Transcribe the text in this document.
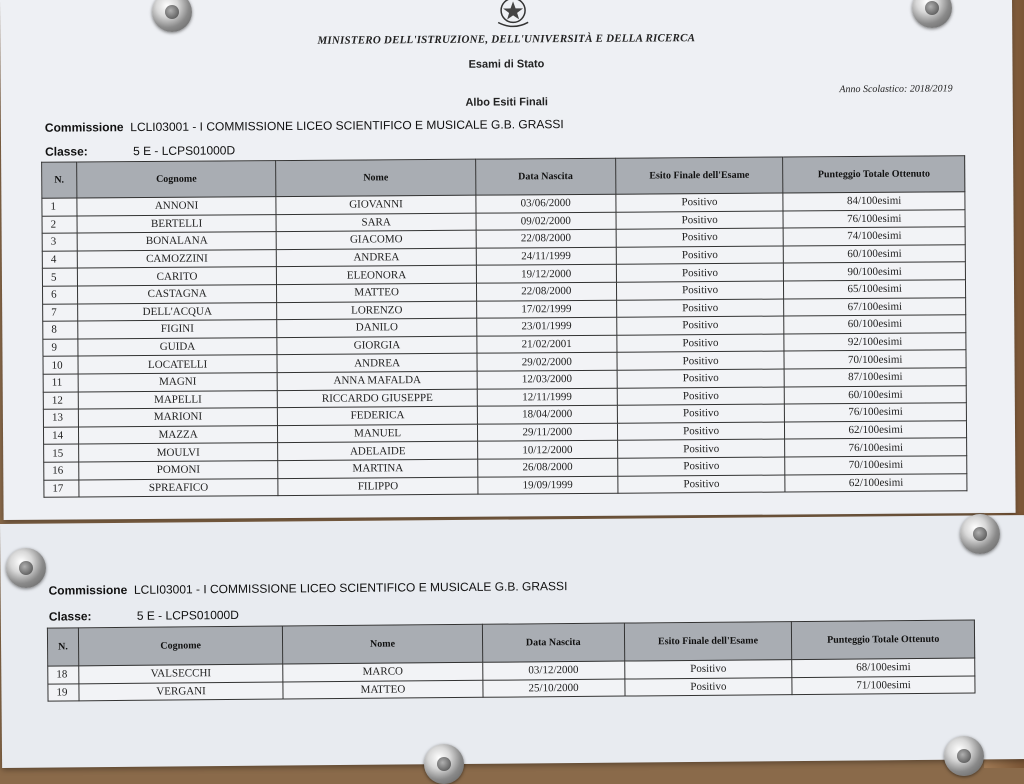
MINISTERO DELL'ISTRUZIONE, DELL'UNIVERSITÀ E DELLA RICERCA
Esami di Stato
Anno Scolastico: 2018/2019
Albo Esiti Finali
Commissione LCLI03001 - I COMMISSIONE LICEO SCIENTIFICO E MUSICALE G.B. GRASSI
Classe:	5 E - LCPS01000D
N.	Cognome	Nome	Data Nascita	Esito Finale dell'Esame	Punteggio Totale Ottenuto
1	ANNONI	GIOVANNI	03/06/2000	Positivo	84/100esimi
2	BERTELLI	SARA	09/02/2000	Positivo	76/100esimi
3	BONALANA	GIACOMO	22/08/2000	Positivo	74/100esimi
4	CAMOZZINI	ANDREA	24/11/1999	Positivo	60/100esimi
5	CARITO	ELEONORA	19/12/2000	Positivo	90/100esimi
6	CASTAGNA	MATTEO	22/08/2000	Positivo	65/100esimi
7	DELL'ACQUA	LORENZO	17/02/1999	Positivo	67/100esimi
8	FIGINI	DANILO	23/01/1999	Positivo	60/100esimi
9	GUIDA	GIORGIA	21/02/2001	Positivo	92/100esimi
10	LOCATELLI	ANDREA	29/02/2000	Positivo	70/100esimi
11	MAGNI	ANNA MAFALDA	12/03/2000	Positivo	87/100esimi
12	MAPELLI	RICCARDO GIUSEPPE	12/11/1999	Positivo	60/100esimi
13	MARIONI	FEDERICA	18/04/2000	Positivo	76/100esimi
14	MAZZA	MANUEL	29/11/2000	Positivo	62/100esimi
15	MOULVI	ADELAIDE	10/12/2000	Positivo	76/100esimi
16	POMONI	MARTINA	26/08/2000	Positivo	70/100esimi
17	SPREAFICO	FILIPPO	19/09/1999	Positivo	62/100esimi
Commissione LCLI03001 - I COMMISSIONE LICEO SCIENTIFICO E MUSICALE G.B. GRASSI
Classe:	5 E - LCPS01000D
N.	Cognome	Nome	Data Nascita	Esito Finale dell'Esame	Punteggio Totale Ottenuto
18	VALSECCHI	MARCO	03/12/2000	Positivo	68/100esimi
19	VERGANI	MATTEO	25/10/2000	Positivo	71/100esimi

┄┄┄┄┄┄┄┄┄┄┄┄┄┄┄┄┄┄┄┄

**GIVEN EXERCISE:**
Look through the records and gather each line with the word "ANDREA".

**CORRECT RESPONSE:**
4	CAMOZZINI	ANDREA	24/11/1999	Positivo	60/100esimi
10	LOCATELLI	ANDREA	29/02/2000	Positivo	70/100esimi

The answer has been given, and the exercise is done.